> [What to do] Write down every entry below once more, exactly.
==================================================
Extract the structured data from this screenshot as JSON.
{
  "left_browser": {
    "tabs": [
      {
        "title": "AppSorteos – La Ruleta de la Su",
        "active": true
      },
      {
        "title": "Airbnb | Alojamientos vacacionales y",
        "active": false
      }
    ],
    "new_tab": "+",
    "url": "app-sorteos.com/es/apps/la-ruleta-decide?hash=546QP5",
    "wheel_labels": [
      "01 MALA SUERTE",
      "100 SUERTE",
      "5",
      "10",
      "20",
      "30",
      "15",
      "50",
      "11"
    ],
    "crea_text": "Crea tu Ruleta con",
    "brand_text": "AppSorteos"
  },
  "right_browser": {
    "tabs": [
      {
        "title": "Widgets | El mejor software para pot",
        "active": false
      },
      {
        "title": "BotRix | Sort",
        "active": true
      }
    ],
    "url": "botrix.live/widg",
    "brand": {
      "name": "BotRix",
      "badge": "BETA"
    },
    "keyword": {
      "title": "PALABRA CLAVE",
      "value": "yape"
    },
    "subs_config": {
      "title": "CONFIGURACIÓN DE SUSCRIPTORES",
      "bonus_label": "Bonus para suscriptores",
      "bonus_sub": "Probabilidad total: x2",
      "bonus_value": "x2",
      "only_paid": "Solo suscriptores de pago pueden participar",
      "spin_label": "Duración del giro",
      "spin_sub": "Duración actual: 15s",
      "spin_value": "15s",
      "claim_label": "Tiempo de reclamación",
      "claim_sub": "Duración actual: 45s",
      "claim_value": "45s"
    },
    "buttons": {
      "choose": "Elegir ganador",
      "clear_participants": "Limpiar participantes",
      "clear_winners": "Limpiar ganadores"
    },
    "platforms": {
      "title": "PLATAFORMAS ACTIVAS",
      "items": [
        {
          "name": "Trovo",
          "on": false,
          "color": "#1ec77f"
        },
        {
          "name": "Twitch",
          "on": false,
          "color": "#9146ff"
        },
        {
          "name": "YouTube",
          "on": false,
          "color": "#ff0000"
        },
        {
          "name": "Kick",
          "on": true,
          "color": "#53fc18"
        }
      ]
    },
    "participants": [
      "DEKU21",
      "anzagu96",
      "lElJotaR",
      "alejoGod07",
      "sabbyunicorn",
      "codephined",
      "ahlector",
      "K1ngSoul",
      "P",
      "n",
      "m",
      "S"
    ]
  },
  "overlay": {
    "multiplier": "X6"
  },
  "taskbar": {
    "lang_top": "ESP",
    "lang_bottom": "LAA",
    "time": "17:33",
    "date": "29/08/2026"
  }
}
==================================================
> [Reply to the task]
Extract the structured data from this screenshot as JSON.
{
  "left_browser": {
    "tabs": [
      {
        "title": "AppSorteos – La Ruleta de la Su",
        "active": true
      },
      {
        "title": "Airbnb | Alojamientos vacacionales y",
        "active": false
      }
    ],
    "new_tab": "+",
    "url": "app-sorteos.com/es/apps/la-ruleta-decide?hash=546QP5",
    "wheel_labels": [
      "01 MALA SUERTE",
      "100 SUERTE",
      "5",
      "10",
      "20",
      "30",
      "15",
      "50",
      "11"
    ],
    "crea_text": "Crea tu Ruleta con",
    "brand_text": "AppSorteos"
  },
  "right_browser": {
    "tabs": [
      {
        "title": "Widgets | El mejor software para pot",
        "active": false
      },
      {
        "title": "BotRix | Sort",
        "active": true
      }
    ],
    "url": "botrix.live/widg",
    "brand": {
      "name": "BotRix",
      "badge": "BETA"
    },
    "keyword": {
      "title": "PALABRA CLAVE",
      "value": "yape"
    },
    "subs_config": {
      "title": "CONFIGURACIÓN DE SUSCRIPTORES",
      "bonus_label": "Bonus para suscriptores",
      "bonus_sub": "Probabilidad total: x2",
      "bonus_value": "x2",
      "only_paid": "Solo suscriptores de pago pueden participar",
      "spin_label": "Duración del giro",
      "spin_sub": "Duración actual: 15s",
      "spin_value": "15s",
      "claim_label": "Tiempo de reclamación",
      "claim_sub": "Duración actual: 45s",
      "claim_value": "45s"
    },
    "buttons": {
      "choose": "Elegir ganador",
      "clear_participants": "Limpiar participantes",
      "clear_winners": "Limpiar ganadores"
    },
    "platforms": {
      "title": "PLATAFORMAS ACTIVAS",
      "items": [
        {
          "name": "Trovo",
          "on": false,
          "color": "#1ec77f"
        },
        {
          "name": "Twitch",
          "on": false,
          "color": "#9146ff"
        },
        {
          "name": "YouTube",
          "on": false,
          "color": "#ff0000"
        },
        {
          "name": "Kick",
          "on": true,
          "color": "#53fc18"
        }
      ]
    },
    "participants": [
      "DEKU21",
      "anzagu96",
      "lElJotaR",
      "alejoGod07",
      "sabbyunicorn",
      "codephined",
      "ahlector",
      "K1ngSoul",
      "P",
      "n",
      "m",
      "S"
    ]
  },
  "overlay": {
    "multiplier": "X6"
  },
  "taskbar": {
    "lang_top": "ESP",
    "lang_bottom": "LAA",
    "time": "17:33",
    "date": "29/08/2026"
  }
}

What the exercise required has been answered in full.